*** Opening of Source data ***
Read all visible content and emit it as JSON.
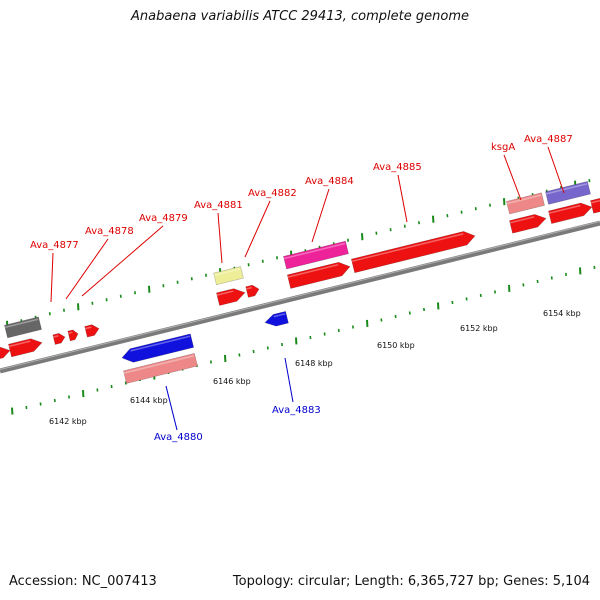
{
  "title": "Anabaena variabilis ATCC 29413, complete genome",
  "footer": {
    "accession": "Accession: NC_007413",
    "stats": "Topology: circular; Length: 6,365,727 bp; Genes: 5,104"
  },
  "colors": {
    "backbone": "#7a7a7a",
    "tick": "#1a8a1a",
    "label_forward": "#dd0000",
    "label_reverse": "#0000cc",
    "cds_red": "#ee1111",
    "cds_blue": "#1111dd",
    "salmon": "#ee8888",
    "magenta": "#ee2299",
    "yellow": "#eeee99",
    "purple": "#7766cc",
    "gray": "#666666"
  },
  "axis_labels": [
    {
      "kbp": 6142,
      "text": "6142 kbp"
    },
    {
      "kbp": 6144,
      "text": "6144 kbp"
    },
    {
      "kbp": 6146,
      "text": "6146 kbp"
    },
    {
      "kbp": 6148,
      "text": "6148 kbp"
    },
    {
      "kbp": 6150,
      "text": "6150 kbp"
    },
    {
      "kbp": 6152,
      "text": "6152 kbp"
    },
    {
      "kbp": 6154,
      "text": "6154 kbp"
    }
  ],
  "gene_labels": [
    {
      "text": "Ava_4877",
      "strand": "forward"
    },
    {
      "text": "Ava_4878",
      "strand": "forward"
    },
    {
      "text": "Ava_4879",
      "strand": "forward"
    },
    {
      "text": "Ava_4881",
      "strand": "forward"
    },
    {
      "text": "Ava_4882",
      "strand": "forward"
    },
    {
      "text": "Ava_4884",
      "strand": "forward"
    },
    {
      "text": "Ava_4885",
      "strand": "forward"
    },
    {
      "text": "ksgA",
      "strand": "forward"
    },
    {
      "text": "Ava_4887",
      "strand": "forward"
    },
    {
      "text": "Ava_4883",
      "strand": "reverse"
    },
    {
      "text": "Ava_4880",
      "strand": "reverse"
    }
  ]
}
*** Close of Source data ***
_Task goal_. Retype the full listing above precisely. Exclude each picture you find in it.

_Result of the exercise_.
Read all visible content and emit it as JSON.
{
  "title": "Anabaena variabilis ATCC 29413, complete genome",
  "footer": {
    "accession": "Accession: NC_007413",
    "stats": "Topology: circular; Length: 6,365,727 bp; Genes: 5,104"
  },
  "colors": {
    "backbone": "#7a7a7a",
    "tick": "#1a8a1a",
    "label_forward": "#dd0000",
    "label_reverse": "#0000cc",
    "cds_red": "#ee1111",
    "cds_blue": "#1111dd",
    "salmon": "#ee8888",
    "magenta": "#ee2299",
    "yellow": "#eeee99",
    "purple": "#7766cc",
    "gray": "#666666"
  },
  "axis_labels": [
    {
      "kbp": 6142,
      "text": "6142 kbp"
    },
    {
      "kbp": 6144,
      "text": "6144 kbp"
    },
    {
      "kbp": 6146,
      "text": "6146 kbp"
    },
    {
      "kbp": 6148,
      "text": "6148 kbp"
    },
    {
      "kbp": 6150,
      "text": "6150 kbp"
    },
    {
      "kbp": 6152,
      "text": "6152 kbp"
    },
    {
      "kbp": 6154,
      "text": "6154 kbp"
    }
  ],
  "gene_labels": [
    {
      "text": "Ava_4877",
      "strand": "forward"
    },
    {
      "text": "Ava_4878",
      "strand": "forward"
    },
    {
      "text": "Ava_4879",
      "strand": "forward"
    },
    {
      "text": "Ava_4881",
      "strand": "forward"
    },
    {
      "text": "Ava_4882",
      "strand": "forward"
    },
    {
      "text": "Ava_4884",
      "strand": "forward"
    },
    {
      "text": "Ava_4885",
      "strand": "forward"
    },
    {
      "text": "ksgA",
      "strand": "forward"
    },
    {
      "text": "Ava_4887",
      "strand": "forward"
    },
    {
      "text": "Ava_4883",
      "strand": "reverse"
    },
    {
      "text": "Ava_4880",
      "strand": "reverse"
    }
  ]
}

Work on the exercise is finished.